● **Short task**
Could you repeat the records below exactly, leaving out any pictures?

(Stored data entries)
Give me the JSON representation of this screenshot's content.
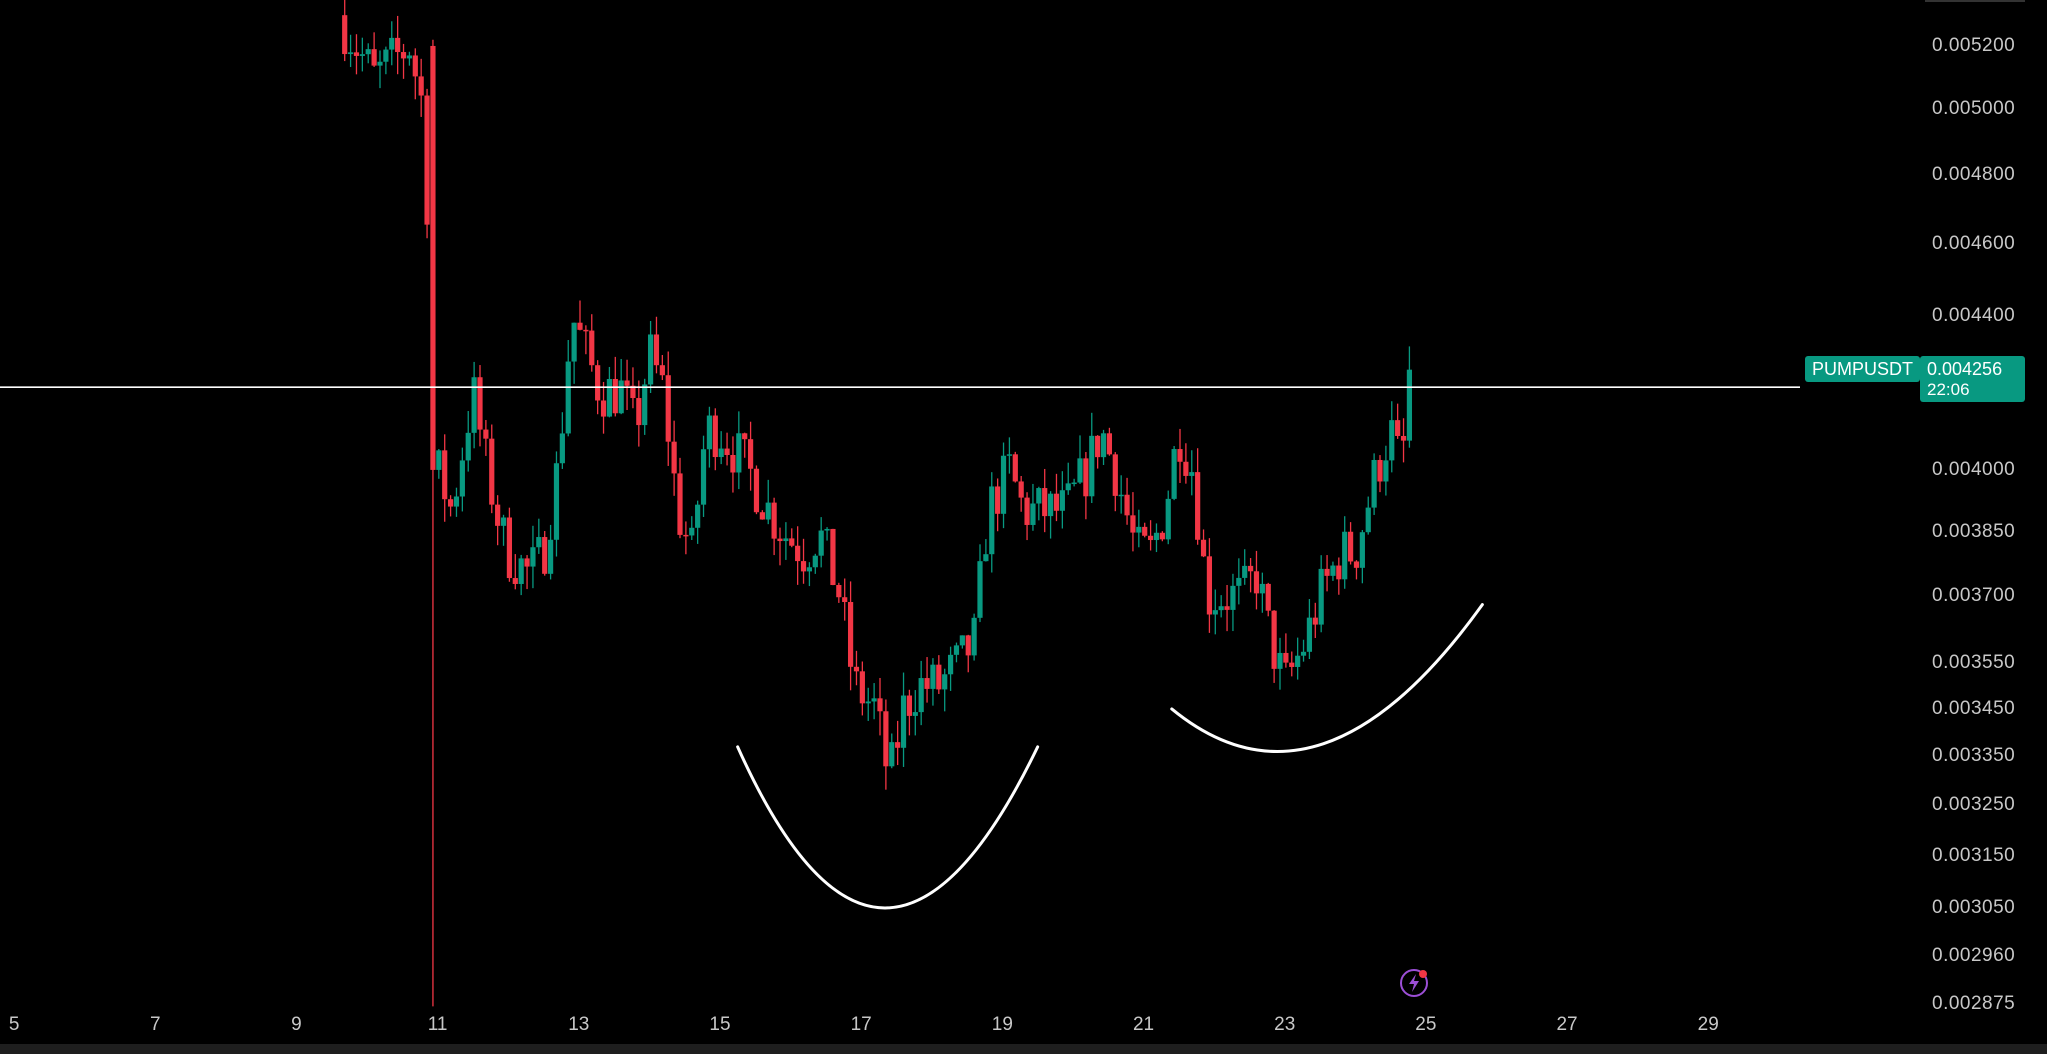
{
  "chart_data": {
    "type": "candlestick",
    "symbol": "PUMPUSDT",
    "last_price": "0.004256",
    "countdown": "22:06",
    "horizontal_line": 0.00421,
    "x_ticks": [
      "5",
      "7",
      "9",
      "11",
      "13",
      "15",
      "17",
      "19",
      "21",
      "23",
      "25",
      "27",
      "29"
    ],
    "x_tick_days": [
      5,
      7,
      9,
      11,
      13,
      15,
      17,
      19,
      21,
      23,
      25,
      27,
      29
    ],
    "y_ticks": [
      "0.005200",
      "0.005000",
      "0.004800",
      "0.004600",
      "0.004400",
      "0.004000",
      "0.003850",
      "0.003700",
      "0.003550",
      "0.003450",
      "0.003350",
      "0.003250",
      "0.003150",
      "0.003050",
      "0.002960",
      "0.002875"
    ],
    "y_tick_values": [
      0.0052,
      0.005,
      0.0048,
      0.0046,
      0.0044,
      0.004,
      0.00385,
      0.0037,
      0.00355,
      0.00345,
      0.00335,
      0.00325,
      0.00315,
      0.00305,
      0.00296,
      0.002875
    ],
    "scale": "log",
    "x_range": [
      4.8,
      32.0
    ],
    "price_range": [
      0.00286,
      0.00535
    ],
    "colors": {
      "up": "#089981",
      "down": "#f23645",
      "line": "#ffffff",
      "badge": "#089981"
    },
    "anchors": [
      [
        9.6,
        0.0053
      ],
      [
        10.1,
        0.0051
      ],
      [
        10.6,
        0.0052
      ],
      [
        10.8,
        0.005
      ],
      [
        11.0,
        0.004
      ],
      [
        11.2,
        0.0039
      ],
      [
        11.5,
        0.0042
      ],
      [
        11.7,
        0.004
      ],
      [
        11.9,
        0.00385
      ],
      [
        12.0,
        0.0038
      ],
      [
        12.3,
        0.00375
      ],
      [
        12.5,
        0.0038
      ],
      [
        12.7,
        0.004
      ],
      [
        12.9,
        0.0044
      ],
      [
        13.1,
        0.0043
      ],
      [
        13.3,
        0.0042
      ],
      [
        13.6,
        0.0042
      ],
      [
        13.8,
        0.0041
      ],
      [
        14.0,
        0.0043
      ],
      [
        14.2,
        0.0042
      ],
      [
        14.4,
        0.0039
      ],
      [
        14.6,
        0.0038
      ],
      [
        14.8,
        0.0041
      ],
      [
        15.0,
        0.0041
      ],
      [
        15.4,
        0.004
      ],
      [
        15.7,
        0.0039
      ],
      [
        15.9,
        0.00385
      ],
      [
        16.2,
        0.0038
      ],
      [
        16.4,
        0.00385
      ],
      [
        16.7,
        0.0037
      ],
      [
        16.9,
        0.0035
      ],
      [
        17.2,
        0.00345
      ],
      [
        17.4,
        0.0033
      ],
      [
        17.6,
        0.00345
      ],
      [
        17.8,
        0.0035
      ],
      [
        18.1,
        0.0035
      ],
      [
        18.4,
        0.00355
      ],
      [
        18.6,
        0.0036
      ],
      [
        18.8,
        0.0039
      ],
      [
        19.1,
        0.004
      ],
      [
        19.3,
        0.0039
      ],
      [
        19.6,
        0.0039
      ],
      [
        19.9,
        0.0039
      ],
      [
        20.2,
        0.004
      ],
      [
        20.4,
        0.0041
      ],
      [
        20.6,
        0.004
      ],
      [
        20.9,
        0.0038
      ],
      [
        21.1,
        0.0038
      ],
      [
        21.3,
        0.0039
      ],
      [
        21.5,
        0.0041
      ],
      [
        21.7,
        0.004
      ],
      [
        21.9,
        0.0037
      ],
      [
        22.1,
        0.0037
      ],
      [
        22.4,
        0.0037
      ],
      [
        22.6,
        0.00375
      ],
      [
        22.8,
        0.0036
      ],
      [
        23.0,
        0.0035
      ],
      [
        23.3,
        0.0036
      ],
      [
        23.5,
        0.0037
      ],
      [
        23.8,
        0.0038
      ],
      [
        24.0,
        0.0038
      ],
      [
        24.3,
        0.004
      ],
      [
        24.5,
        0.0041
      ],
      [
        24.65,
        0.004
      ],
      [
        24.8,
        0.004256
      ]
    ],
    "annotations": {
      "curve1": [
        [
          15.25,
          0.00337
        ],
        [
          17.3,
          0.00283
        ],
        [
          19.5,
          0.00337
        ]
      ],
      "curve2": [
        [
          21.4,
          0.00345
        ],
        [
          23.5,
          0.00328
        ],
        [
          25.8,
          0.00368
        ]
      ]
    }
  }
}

● **Finished answer**
Give me the JSON representation of this screenshot's content.
{
  "chart_data": {
    "type": "candlestick",
    "symbol": "PUMPUSDT",
    "last_price": "0.004256",
    "countdown": "22:06",
    "horizontal_line": 0.00421,
    "x_ticks": [
      "5",
      "7",
      "9",
      "11",
      "13",
      "15",
      "17",
      "19",
      "21",
      "23",
      "25",
      "27",
      "29"
    ],
    "x_tick_days": [
      5,
      7,
      9,
      11,
      13,
      15,
      17,
      19,
      21,
      23,
      25,
      27,
      29
    ],
    "y_ticks": [
      "0.005200",
      "0.005000",
      "0.004800",
      "0.004600",
      "0.004400",
      "0.004000",
      "0.003850",
      "0.003700",
      "0.003550",
      "0.003450",
      "0.003350",
      "0.003250",
      "0.003150",
      "0.003050",
      "0.002960",
      "0.002875"
    ],
    "y_tick_values": [
      0.0052,
      0.005,
      0.0048,
      0.0046,
      0.0044,
      0.004,
      0.00385,
      0.0037,
      0.00355,
      0.00345,
      0.00335,
      0.00325,
      0.00315,
      0.00305,
      0.00296,
      0.002875
    ],
    "scale": "log",
    "x_range": [
      4.8,
      32.0
    ],
    "price_range": [
      0.00286,
      0.00535
    ],
    "colors": {
      "up": "#089981",
      "down": "#f23645",
      "line": "#ffffff",
      "badge": "#089981"
    },
    "anchors": [
      [
        9.6,
        0.0053
      ],
      [
        10.1,
        0.0051
      ],
      [
        10.6,
        0.0052
      ],
      [
        10.8,
        0.005
      ],
      [
        11.0,
        0.004
      ],
      [
        11.2,
        0.0039
      ],
      [
        11.5,
        0.0042
      ],
      [
        11.7,
        0.004
      ],
      [
        11.9,
        0.00385
      ],
      [
        12.0,
        0.0038
      ],
      [
        12.3,
        0.00375
      ],
      [
        12.5,
        0.0038
      ],
      [
        12.7,
        0.004
      ],
      [
        12.9,
        0.0044
      ],
      [
        13.1,
        0.0043
      ],
      [
        13.3,
        0.0042
      ],
      [
        13.6,
        0.0042
      ],
      [
        13.8,
        0.0041
      ],
      [
        14.0,
        0.0043
      ],
      [
        14.2,
        0.0042
      ],
      [
        14.4,
        0.0039
      ],
      [
        14.6,
        0.0038
      ],
      [
        14.8,
        0.0041
      ],
      [
        15.0,
        0.0041
      ],
      [
        15.4,
        0.004
      ],
      [
        15.7,
        0.0039
      ],
      [
        15.9,
        0.00385
      ],
      [
        16.2,
        0.0038
      ],
      [
        16.4,
        0.00385
      ],
      [
        16.7,
        0.0037
      ],
      [
        16.9,
        0.0035
      ],
      [
        17.2,
        0.00345
      ],
      [
        17.4,
        0.0033
      ],
      [
        17.6,
        0.00345
      ],
      [
        17.8,
        0.0035
      ],
      [
        18.1,
        0.0035
      ],
      [
        18.4,
        0.00355
      ],
      [
        18.6,
        0.0036
      ],
      [
        18.8,
        0.0039
      ],
      [
        19.1,
        0.004
      ],
      [
        19.3,
        0.0039
      ],
      [
        19.6,
        0.0039
      ],
      [
        19.9,
        0.0039
      ],
      [
        20.2,
        0.004
      ],
      [
        20.4,
        0.0041
      ],
      [
        20.6,
        0.004
      ],
      [
        20.9,
        0.0038
      ],
      [
        21.1,
        0.0038
      ],
      [
        21.3,
        0.0039
      ],
      [
        21.5,
        0.0041
      ],
      [
        21.7,
        0.004
      ],
      [
        21.9,
        0.0037
      ],
      [
        22.1,
        0.0037
      ],
      [
        22.4,
        0.0037
      ],
      [
        22.6,
        0.00375
      ],
      [
        22.8,
        0.0036
      ],
      [
        23.0,
        0.0035
      ],
      [
        23.3,
        0.0036
      ],
      [
        23.5,
        0.0037
      ],
      [
        23.8,
        0.0038
      ],
      [
        24.0,
        0.0038
      ],
      [
        24.3,
        0.004
      ],
      [
        24.5,
        0.0041
      ],
      [
        24.65,
        0.004
      ],
      [
        24.8,
        0.004256
      ]
    ],
    "annotations": {
      "curve1": [
        [
          15.25,
          0.00337
        ],
        [
          17.3,
          0.00283
        ],
        [
          19.5,
          0.00337
        ]
      ],
      "curve2": [
        [
          21.4,
          0.00345
        ],
        [
          23.5,
          0.00328
        ],
        [
          25.8,
          0.00368
        ]
      ]
    }
  }
}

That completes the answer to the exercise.